Give the data below again exactly as it stands. Omit the pictures.

-.-.-

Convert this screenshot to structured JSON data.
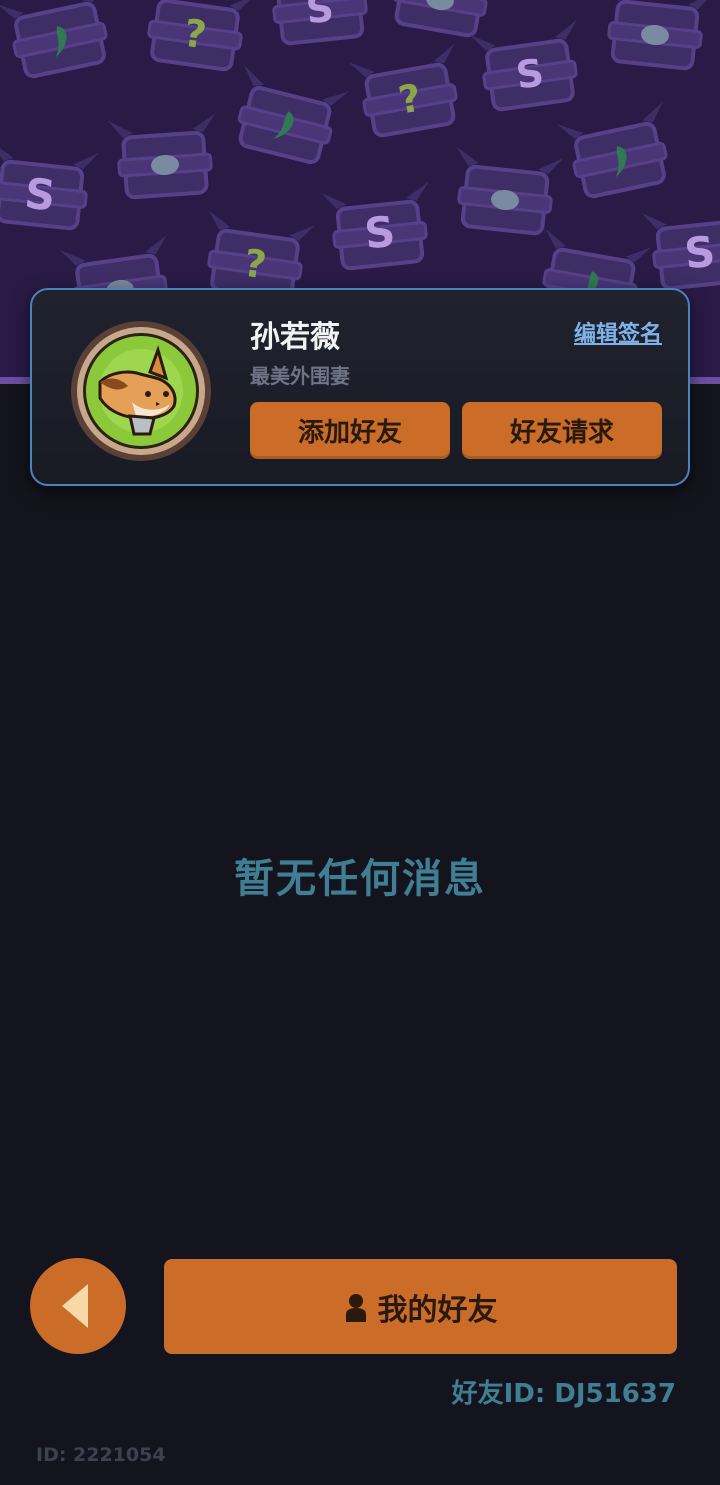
{
  "colors": {
    "background": "#13141d",
    "banner": "#2a1a45",
    "accent_orange": "#cb6c29",
    "card_border": "#4b83bf",
    "link_blue": "#7fb3e8",
    "teal_text": "#3f7e93"
  },
  "header_banner": {
    "pattern_icons": [
      "chest-s-icon",
      "chest-question-icon",
      "chest-gem-icon",
      "chest-coin-icon"
    ]
  },
  "profile": {
    "avatar_icon": "fox-avatar-icon",
    "username": "孙若薇",
    "signature": "最美外围妻",
    "edit_signature_label": "编辑签名",
    "add_friend_label": "添加好友",
    "friend_requests_label": "好友请求"
  },
  "messages": {
    "empty_text": "暂无任何消息"
  },
  "footer": {
    "back_icon": "back-arrow-icon",
    "my_friends_icon": "person-icon",
    "my_friends_label": "我的好友",
    "friend_id_text": "好友ID: DJ51637",
    "user_id_text": "ID: 2221054"
  }
}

-.-.-

- **Finished task**:
Convert this screenshot to structured JSON data.
{
  "colors": {
    "background": "#13141d",
    "banner": "#2a1a45",
    "accent_orange": "#cb6c29",
    "card_border": "#4b83bf",
    "link_blue": "#7fb3e8",
    "teal_text": "#3f7e93"
  },
  "header_banner": {
    "pattern_icons": [
      "chest-s-icon",
      "chest-question-icon",
      "chest-gem-icon",
      "chest-coin-icon"
    ]
  },
  "profile": {
    "avatar_icon": "fox-avatar-icon",
    "username": "孙若薇",
    "signature": "最美外围妻",
    "edit_signature_label": "编辑签名",
    "add_friend_label": "添加好友",
    "friend_requests_label": "好友请求"
  },
  "messages": {
    "empty_text": "暂无任何消息"
  },
  "footer": {
    "back_icon": "back-arrow-icon",
    "my_friends_icon": "person-icon",
    "my_friends_label": "我的好友",
    "friend_id_text": "好友ID: DJ51637",
    "user_id_text": "ID: 2221054"
  }
}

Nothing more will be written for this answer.